--- start of ENTRIES SUPPLIED ---

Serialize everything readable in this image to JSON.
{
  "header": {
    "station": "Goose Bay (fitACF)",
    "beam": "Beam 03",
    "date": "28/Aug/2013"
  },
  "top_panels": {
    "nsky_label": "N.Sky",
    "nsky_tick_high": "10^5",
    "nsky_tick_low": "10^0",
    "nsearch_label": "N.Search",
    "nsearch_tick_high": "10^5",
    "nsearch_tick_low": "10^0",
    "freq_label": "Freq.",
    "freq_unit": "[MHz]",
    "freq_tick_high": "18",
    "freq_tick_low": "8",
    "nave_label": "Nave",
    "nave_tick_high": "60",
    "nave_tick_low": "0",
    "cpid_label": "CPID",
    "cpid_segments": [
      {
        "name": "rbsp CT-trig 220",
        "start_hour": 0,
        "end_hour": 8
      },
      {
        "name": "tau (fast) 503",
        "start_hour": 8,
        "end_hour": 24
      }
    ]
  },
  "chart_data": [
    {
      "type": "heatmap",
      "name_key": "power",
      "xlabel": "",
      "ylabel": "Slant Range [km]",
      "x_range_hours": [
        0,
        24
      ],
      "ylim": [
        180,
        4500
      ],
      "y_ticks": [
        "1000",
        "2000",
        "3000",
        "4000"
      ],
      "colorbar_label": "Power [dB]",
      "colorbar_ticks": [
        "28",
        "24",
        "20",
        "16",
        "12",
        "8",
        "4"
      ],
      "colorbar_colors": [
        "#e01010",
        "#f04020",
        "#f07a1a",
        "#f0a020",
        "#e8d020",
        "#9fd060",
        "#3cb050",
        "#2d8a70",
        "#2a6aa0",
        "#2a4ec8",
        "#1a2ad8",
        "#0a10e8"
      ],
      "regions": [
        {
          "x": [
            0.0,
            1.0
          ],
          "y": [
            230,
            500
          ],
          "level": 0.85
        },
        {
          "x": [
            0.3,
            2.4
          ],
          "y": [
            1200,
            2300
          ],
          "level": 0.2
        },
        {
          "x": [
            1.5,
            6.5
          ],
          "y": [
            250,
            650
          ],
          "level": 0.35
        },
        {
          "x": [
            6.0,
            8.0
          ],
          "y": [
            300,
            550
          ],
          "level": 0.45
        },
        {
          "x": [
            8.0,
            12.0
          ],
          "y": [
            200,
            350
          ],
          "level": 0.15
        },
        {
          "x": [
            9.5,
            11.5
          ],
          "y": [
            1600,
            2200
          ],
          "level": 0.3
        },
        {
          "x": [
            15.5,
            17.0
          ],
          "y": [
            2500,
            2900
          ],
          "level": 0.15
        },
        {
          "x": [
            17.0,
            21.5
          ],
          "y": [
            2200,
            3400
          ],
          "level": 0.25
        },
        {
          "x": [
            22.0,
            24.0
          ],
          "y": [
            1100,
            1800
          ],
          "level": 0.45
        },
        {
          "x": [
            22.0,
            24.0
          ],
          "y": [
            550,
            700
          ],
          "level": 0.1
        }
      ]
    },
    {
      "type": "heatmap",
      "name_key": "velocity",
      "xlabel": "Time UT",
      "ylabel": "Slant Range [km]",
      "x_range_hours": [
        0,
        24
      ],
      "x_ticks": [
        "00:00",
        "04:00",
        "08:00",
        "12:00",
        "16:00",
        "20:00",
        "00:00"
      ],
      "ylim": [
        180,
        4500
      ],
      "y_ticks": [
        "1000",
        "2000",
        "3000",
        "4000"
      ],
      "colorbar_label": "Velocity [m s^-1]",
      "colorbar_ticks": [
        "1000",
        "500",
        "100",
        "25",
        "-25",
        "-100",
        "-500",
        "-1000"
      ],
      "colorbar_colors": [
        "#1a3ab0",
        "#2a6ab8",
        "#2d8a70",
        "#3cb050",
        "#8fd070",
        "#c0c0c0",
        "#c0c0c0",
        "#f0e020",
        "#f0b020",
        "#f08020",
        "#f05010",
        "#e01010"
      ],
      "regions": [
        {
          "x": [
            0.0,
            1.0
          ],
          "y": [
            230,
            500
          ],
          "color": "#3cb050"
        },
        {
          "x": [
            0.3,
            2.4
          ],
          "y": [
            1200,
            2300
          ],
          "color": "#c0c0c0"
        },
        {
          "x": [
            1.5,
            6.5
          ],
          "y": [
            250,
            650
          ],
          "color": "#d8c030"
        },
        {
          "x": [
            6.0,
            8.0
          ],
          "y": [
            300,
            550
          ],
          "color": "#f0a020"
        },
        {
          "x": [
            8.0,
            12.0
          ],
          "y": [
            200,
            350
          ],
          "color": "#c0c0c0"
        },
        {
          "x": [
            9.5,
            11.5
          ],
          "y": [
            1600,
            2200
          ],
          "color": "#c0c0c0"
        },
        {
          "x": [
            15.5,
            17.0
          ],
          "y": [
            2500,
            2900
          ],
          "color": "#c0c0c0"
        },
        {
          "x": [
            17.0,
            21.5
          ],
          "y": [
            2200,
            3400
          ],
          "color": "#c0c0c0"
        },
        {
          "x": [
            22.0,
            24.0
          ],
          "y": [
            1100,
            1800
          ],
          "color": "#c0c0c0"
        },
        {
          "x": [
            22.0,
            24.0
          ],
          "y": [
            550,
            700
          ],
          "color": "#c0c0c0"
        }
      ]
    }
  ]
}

--- end of ENTRIES SUPPLIED ---

> _WORK TO COMPLETE_: Transcribe the whole listing with nothing added or left out.

> _SOLUTION BELOW_:
Serialize everything readable in this image to JSON.
{
  "header": {
    "station": "Goose Bay (fitACF)",
    "beam": "Beam 03",
    "date": "28/Aug/2013"
  },
  "top_panels": {
    "nsky_label": "N.Sky",
    "nsky_tick_high": "10^5",
    "nsky_tick_low": "10^0",
    "nsearch_label": "N.Search",
    "nsearch_tick_high": "10^5",
    "nsearch_tick_low": "10^0",
    "freq_label": "Freq.",
    "freq_unit": "[MHz]",
    "freq_tick_high": "18",
    "freq_tick_low": "8",
    "nave_label": "Nave",
    "nave_tick_high": "60",
    "nave_tick_low": "0",
    "cpid_label": "CPID",
    "cpid_segments": [
      {
        "name": "rbsp CT-trig 220",
        "start_hour": 0,
        "end_hour": 8
      },
      {
        "name": "tau (fast) 503",
        "start_hour": 8,
        "end_hour": 24
      }
    ]
  },
  "chart_data": [
    {
      "type": "heatmap",
      "name_key": "power",
      "xlabel": "",
      "ylabel": "Slant Range [km]",
      "x_range_hours": [
        0,
        24
      ],
      "ylim": [
        180,
        4500
      ],
      "y_ticks": [
        "1000",
        "2000",
        "3000",
        "4000"
      ],
      "colorbar_label": "Power [dB]",
      "colorbar_ticks": [
        "28",
        "24",
        "20",
        "16",
        "12",
        "8",
        "4"
      ],
      "colorbar_colors": [
        "#e01010",
        "#f04020",
        "#f07a1a",
        "#f0a020",
        "#e8d020",
        "#9fd060",
        "#3cb050",
        "#2d8a70",
        "#2a6aa0",
        "#2a4ec8",
        "#1a2ad8",
        "#0a10e8"
      ],
      "regions": [
        {
          "x": [
            0.0,
            1.0
          ],
          "y": [
            230,
            500
          ],
          "level": 0.85
        },
        {
          "x": [
            0.3,
            2.4
          ],
          "y": [
            1200,
            2300
          ],
          "level": 0.2
        },
        {
          "x": [
            1.5,
            6.5
          ],
          "y": [
            250,
            650
          ],
          "level": 0.35
        },
        {
          "x": [
            6.0,
            8.0
          ],
          "y": [
            300,
            550
          ],
          "level": 0.45
        },
        {
          "x": [
            8.0,
            12.0
          ],
          "y": [
            200,
            350
          ],
          "level": 0.15
        },
        {
          "x": [
            9.5,
            11.5
          ],
          "y": [
            1600,
            2200
          ],
          "level": 0.3
        },
        {
          "x": [
            15.5,
            17.0
          ],
          "y": [
            2500,
            2900
          ],
          "level": 0.15
        },
        {
          "x": [
            17.0,
            21.5
          ],
          "y": [
            2200,
            3400
          ],
          "level": 0.25
        },
        {
          "x": [
            22.0,
            24.0
          ],
          "y": [
            1100,
            1800
          ],
          "level": 0.45
        },
        {
          "x": [
            22.0,
            24.0
          ],
          "y": [
            550,
            700
          ],
          "level": 0.1
        }
      ]
    },
    {
      "type": "heatmap",
      "name_key": "velocity",
      "xlabel": "Time UT",
      "ylabel": "Slant Range [km]",
      "x_range_hours": [
        0,
        24
      ],
      "x_ticks": [
        "00:00",
        "04:00",
        "08:00",
        "12:00",
        "16:00",
        "20:00",
        "00:00"
      ],
      "ylim": [
        180,
        4500
      ],
      "y_ticks": [
        "1000",
        "2000",
        "3000",
        "4000"
      ],
      "colorbar_label": "Velocity [m s^-1]",
      "colorbar_ticks": [
        "1000",
        "500",
        "100",
        "25",
        "-25",
        "-100",
        "-500",
        "-1000"
      ],
      "colorbar_colors": [
        "#1a3ab0",
        "#2a6ab8",
        "#2d8a70",
        "#3cb050",
        "#8fd070",
        "#c0c0c0",
        "#c0c0c0",
        "#f0e020",
        "#f0b020",
        "#f08020",
        "#f05010",
        "#e01010"
      ],
      "regions": [
        {
          "x": [
            0.0,
            1.0
          ],
          "y": [
            230,
            500
          ],
          "color": "#3cb050"
        },
        {
          "x": [
            0.3,
            2.4
          ],
          "y": [
            1200,
            2300
          ],
          "color": "#c0c0c0"
        },
        {
          "x": [
            1.5,
            6.5
          ],
          "y": [
            250,
            650
          ],
          "color": "#d8c030"
        },
        {
          "x": [
            6.0,
            8.0
          ],
          "y": [
            300,
            550
          ],
          "color": "#f0a020"
        },
        {
          "x": [
            8.0,
            12.0
          ],
          "y": [
            200,
            350
          ],
          "color": "#c0c0c0"
        },
        {
          "x": [
            9.5,
            11.5
          ],
          "y": [
            1600,
            2200
          ],
          "color": "#c0c0c0"
        },
        {
          "x": [
            15.5,
            17.0
          ],
          "y": [
            2500,
            2900
          ],
          "color": "#c0c0c0"
        },
        {
          "x": [
            17.0,
            21.5
          ],
          "y": [
            2200,
            3400
          ],
          "color": "#c0c0c0"
        },
        {
          "x": [
            22.0,
            24.0
          ],
          "y": [
            1100,
            1800
          ],
          "color": "#c0c0c0"
        },
        {
          "x": [
            22.0,
            24.0
          ],
          "y": [
            550,
            700
          ],
          "color": "#c0c0c0"
        }
      ]
    }
  ]
}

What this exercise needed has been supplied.